* Given task
Within the material below, find each line bearing the word "this" and present it.

* Source records
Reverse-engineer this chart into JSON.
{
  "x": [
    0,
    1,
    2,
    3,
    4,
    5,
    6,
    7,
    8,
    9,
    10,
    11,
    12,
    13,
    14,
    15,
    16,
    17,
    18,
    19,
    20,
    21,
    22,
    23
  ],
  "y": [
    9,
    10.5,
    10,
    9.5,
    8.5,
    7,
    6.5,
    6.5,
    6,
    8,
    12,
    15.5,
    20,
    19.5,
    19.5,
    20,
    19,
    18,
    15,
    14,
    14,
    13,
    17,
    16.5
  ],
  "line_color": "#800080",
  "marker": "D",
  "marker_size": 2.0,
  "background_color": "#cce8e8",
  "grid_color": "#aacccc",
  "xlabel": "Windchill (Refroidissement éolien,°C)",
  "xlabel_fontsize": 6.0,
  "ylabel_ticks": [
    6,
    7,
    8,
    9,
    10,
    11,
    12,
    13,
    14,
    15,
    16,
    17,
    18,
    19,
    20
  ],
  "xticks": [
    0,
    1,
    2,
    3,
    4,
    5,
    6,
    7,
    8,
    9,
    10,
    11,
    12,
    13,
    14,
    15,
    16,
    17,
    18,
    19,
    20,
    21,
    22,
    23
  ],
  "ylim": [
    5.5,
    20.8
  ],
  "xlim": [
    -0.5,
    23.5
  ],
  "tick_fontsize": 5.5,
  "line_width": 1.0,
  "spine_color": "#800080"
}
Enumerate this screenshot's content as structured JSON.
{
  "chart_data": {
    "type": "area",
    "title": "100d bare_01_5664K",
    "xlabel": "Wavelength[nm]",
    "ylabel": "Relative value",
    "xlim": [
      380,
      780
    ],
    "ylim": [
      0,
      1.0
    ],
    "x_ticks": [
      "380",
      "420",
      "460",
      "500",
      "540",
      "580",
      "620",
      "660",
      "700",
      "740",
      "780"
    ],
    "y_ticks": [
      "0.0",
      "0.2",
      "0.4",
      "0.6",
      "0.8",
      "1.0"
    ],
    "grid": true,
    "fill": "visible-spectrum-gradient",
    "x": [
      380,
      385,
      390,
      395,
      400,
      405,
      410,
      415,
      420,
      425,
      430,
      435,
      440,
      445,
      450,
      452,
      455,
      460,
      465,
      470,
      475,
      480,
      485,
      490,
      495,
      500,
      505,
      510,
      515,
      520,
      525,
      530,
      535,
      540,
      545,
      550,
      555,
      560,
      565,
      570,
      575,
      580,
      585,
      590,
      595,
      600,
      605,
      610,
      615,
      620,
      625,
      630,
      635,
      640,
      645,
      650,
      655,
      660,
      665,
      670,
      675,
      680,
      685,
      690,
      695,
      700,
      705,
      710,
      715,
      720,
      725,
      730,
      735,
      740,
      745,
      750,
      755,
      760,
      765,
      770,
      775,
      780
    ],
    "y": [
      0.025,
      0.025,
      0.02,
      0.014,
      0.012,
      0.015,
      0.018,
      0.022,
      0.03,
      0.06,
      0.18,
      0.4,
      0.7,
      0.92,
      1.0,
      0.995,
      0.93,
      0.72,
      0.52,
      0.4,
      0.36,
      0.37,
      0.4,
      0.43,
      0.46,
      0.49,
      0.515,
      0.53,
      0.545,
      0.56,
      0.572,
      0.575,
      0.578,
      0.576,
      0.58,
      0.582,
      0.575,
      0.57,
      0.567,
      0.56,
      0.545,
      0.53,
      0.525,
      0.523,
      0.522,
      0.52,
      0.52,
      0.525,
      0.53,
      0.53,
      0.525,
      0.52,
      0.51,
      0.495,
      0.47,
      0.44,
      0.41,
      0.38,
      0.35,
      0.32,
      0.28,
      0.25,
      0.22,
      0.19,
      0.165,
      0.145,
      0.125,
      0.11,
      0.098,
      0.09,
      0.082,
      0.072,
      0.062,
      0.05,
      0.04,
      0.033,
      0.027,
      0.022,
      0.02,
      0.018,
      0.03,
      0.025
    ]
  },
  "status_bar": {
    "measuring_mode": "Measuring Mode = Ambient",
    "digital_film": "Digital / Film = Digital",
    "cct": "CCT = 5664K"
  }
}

* The response
Reverse-engineer this chart into JSON.
Enumerate this screenshot's content as structured JSON.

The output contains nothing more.